Exercise directions: Please count the lines below that contain the word "στοιχείων", and reply with that number alone.

Given entries:
##########
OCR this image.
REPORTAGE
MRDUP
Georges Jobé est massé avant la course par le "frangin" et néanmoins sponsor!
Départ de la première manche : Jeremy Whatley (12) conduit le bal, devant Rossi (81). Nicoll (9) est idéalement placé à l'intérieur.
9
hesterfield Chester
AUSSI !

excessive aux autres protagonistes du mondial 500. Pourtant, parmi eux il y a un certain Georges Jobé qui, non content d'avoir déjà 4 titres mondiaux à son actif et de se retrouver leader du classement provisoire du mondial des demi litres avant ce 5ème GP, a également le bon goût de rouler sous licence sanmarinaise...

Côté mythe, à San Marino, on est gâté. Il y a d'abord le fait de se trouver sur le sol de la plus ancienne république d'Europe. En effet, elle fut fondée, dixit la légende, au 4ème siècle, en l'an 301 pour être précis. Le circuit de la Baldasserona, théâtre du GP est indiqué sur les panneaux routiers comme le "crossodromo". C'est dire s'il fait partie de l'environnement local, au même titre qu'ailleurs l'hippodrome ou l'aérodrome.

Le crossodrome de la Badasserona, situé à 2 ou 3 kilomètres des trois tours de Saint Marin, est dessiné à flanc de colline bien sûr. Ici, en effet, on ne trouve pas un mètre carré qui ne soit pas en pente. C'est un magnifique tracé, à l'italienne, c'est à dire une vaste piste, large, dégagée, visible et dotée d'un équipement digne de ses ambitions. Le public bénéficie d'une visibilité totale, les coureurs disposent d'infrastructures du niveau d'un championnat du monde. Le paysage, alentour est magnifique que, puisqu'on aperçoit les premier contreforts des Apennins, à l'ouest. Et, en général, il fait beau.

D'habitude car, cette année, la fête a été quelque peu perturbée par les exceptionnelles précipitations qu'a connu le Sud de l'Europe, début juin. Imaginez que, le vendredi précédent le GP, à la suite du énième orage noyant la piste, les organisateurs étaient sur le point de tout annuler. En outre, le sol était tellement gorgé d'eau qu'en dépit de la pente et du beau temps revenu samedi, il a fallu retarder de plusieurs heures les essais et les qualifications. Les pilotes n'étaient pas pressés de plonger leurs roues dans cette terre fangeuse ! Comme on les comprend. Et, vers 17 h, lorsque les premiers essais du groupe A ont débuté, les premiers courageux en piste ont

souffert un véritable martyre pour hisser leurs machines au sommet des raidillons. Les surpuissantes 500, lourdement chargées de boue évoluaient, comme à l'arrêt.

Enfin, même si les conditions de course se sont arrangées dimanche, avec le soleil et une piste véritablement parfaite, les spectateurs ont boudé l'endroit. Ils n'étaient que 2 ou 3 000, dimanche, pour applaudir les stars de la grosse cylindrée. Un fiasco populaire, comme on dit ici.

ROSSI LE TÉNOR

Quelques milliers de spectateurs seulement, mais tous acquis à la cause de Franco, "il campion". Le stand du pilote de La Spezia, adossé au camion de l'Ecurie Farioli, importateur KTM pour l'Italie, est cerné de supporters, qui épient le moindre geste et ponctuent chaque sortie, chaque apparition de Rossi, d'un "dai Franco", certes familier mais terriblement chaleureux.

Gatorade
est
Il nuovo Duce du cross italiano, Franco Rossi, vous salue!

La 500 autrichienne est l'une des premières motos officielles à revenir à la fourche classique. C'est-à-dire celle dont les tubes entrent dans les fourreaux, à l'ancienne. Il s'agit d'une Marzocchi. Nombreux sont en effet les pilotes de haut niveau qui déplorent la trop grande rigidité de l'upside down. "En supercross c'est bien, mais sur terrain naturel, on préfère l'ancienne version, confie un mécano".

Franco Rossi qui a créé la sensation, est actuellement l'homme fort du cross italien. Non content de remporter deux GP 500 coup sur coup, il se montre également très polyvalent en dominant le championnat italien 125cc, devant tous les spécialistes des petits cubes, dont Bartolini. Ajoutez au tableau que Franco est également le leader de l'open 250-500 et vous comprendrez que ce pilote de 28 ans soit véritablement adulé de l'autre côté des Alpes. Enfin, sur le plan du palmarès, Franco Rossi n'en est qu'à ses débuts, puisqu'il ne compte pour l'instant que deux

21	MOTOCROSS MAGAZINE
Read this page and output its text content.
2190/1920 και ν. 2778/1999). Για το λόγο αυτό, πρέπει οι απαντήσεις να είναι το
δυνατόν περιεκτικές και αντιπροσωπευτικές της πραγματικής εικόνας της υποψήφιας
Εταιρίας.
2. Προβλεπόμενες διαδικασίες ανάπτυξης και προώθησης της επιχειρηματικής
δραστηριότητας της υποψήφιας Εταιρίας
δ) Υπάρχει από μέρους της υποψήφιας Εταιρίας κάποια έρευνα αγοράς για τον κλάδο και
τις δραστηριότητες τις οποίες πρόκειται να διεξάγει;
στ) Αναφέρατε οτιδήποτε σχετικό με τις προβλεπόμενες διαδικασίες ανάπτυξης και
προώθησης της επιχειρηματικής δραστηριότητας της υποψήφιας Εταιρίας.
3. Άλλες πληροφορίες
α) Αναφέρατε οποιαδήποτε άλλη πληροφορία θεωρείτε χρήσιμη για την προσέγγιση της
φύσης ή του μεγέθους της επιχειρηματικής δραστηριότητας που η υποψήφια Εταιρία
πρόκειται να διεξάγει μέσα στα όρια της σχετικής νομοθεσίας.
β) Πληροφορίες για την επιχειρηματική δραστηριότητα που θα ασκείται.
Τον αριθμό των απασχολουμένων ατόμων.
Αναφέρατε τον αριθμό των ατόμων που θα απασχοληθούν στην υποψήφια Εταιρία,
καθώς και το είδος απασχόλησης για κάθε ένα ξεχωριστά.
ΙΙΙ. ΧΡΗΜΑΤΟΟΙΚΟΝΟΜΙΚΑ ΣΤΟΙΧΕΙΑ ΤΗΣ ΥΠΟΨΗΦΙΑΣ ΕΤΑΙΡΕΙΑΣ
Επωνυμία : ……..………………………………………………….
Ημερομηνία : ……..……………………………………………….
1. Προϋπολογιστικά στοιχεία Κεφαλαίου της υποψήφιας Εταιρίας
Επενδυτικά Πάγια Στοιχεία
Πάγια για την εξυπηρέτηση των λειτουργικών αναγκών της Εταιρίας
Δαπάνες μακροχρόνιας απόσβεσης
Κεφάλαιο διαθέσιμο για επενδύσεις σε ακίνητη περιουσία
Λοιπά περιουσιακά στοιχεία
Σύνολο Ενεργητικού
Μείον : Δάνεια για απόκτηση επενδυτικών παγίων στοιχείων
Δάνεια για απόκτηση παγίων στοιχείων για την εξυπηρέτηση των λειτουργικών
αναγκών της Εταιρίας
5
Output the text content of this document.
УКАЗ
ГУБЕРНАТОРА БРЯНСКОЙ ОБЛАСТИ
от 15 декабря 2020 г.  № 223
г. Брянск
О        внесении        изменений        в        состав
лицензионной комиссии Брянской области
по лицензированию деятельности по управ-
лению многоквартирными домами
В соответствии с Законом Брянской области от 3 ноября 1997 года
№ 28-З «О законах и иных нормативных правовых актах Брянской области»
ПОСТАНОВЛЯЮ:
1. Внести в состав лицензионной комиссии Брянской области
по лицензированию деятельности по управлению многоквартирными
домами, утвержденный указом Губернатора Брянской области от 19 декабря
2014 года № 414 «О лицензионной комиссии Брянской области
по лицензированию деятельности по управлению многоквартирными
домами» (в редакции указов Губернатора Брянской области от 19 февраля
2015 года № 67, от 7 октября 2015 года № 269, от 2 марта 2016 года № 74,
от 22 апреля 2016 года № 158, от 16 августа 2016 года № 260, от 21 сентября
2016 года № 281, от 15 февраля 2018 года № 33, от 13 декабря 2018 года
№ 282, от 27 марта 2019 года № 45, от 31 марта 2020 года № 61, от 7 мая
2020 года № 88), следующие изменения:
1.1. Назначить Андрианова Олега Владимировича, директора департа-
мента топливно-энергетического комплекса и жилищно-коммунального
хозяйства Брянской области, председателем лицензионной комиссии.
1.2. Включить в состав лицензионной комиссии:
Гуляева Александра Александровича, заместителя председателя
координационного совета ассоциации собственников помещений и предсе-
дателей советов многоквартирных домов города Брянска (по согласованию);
##########
Response to the task: 2